### Exercise brief
Please give the data below again in full, exactly as it stands.

### Records for the task
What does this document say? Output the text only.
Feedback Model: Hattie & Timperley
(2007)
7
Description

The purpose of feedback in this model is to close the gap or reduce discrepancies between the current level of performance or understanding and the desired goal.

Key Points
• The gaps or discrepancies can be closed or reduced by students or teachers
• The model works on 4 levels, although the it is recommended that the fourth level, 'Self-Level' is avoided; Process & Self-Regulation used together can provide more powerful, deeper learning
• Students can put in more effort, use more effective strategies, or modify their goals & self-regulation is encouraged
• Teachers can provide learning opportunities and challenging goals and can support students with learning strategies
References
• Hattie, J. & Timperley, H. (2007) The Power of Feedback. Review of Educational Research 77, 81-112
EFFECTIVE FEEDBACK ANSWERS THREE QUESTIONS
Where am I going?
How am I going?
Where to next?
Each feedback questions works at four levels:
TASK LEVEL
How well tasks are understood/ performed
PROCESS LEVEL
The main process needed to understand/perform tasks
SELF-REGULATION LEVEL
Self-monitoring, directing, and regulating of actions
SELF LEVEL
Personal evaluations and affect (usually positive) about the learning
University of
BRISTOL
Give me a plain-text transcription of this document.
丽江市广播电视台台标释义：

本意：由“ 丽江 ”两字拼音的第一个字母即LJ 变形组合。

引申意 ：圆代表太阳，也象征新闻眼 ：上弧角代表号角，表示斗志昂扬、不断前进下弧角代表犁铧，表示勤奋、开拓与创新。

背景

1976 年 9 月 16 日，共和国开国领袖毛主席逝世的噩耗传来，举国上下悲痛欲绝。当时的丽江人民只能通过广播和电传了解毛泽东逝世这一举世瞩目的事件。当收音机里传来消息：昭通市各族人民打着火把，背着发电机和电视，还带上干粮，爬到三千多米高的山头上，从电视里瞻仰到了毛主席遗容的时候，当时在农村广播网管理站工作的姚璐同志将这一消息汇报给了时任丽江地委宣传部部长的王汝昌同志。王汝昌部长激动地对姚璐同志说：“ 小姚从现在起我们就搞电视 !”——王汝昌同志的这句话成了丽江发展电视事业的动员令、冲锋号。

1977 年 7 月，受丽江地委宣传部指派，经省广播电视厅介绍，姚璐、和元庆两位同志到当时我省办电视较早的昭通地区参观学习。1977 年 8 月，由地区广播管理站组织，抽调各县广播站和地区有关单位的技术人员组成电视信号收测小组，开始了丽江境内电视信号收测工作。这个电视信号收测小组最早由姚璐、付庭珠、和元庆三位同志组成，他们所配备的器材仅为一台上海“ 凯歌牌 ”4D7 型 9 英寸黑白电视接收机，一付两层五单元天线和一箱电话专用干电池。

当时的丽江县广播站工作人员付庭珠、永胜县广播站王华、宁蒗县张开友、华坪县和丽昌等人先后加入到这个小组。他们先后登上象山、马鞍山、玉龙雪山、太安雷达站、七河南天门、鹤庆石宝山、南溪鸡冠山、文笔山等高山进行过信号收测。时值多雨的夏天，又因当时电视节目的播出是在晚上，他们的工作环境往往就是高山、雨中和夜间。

### Response to the exercise
What does this document say? Output the text only.
Feedback Model: Hattie & Timperley
(2007)
7
Description

The purpose of feedback in this model is to close the gap or reduce discrepancies between the current level of performance or understanding and the desired goal.

Key Points
• The gaps or discrepancies can be closed or reduced by students or teachers
• The model works on 4 levels, although the it is recommended that the fourth level, 'Self-Level' is avoided; Process & Self-Regulation used together can provide more powerful, deeper learning
• Students can put in more effort, use more effective strategies, or modify their goals & self-regulation is encouraged
• Teachers can provide learning opportunities and challenging goals and can support students with learning strategies
References
• Hattie, J. & Timperley, H. (2007) The Power of Feedback. Review of Educational Research 77, 81-112
EFFECTIVE FEEDBACK ANSWERS THREE QUESTIONS
Where am I going?
How am I going?
Where to next?
Each feedback questions works at four levels:
TASK LEVEL
How well tasks are understood/ performed
PROCESS LEVEL
The main process needed to understand/perform tasks
SELF-REGULATION LEVEL
Self-monitoring, directing, and regulating of actions
SELF LEVEL
Personal evaluations and affect (usually positive) about the learning
University of
BRISTOL
Give me a plain-text transcription of this document.
丽江市广播电视台台标释义：

本意：由“ 丽江 ”两字拼音的第一个字母即LJ 变形组合。

引申意 ：圆代表太阳，也象征新闻眼 ：上弧角代表号角，表示斗志昂扬、不断前进下弧角代表犁铧，表示勤奋、开拓与创新。

背景

1976 年 9 月 16 日，共和国开国领袖毛主席逝世的噩耗传来，举国上下悲痛欲绝。当时的丽江人民只能通过广播和电传了解毛泽东逝世这一举世瞩目的事件。当收音机里传来消息：昭通市各族人民打着火把，背着发电机和电视，还带上干粮，爬到三千多米高的山头上，从电视里瞻仰到了毛主席遗容的时候，当时在农村广播网管理站工作的姚璐同志将这一消息汇报给了时任丽江地委宣传部部长的王汝昌同志。王汝昌部长激动地对姚璐同志说：“ 小姚从现在起我们就搞电视 !”——王汝昌同志的这句话成了丽江发展电视事业的动员令、冲锋号。

1977 年 7 月，受丽江地委宣传部指派，经省广播电视厅介绍，姚璐、和元庆两位同志到当时我省办电视较早的昭通地区参观学习。1977 年 8 月，由地区广播管理站组织，抽调各县广播站和地区有关单位的技术人员组成电视信号收测小组，开始了丽江境内电视信号收测工作。这个电视信号收测小组最早由姚璐、付庭珠、和元庆三位同志组成，他们所配备的器材仅为一台上海“ 凯歌牌 ”4D7 型 9 英寸黑白电视接收机，一付两层五单元天线和一箱电话专用干电池。

当时的丽江县广播站工作人员付庭珠、永胜县广播站王华、宁蒗县张开友、华坪县和丽昌等人先后加入到这个小组。他们先后登上象山、马鞍山、玉龙雪山、太安雷达站、七河南天门、鹤庆石宝山、南溪鸡冠山、文笔山等高山进行过信号收测。时值多雨的夏天，又因当时电视节目的播出是在晚上，他们的工作环境往往就是高山、雨中和夜间。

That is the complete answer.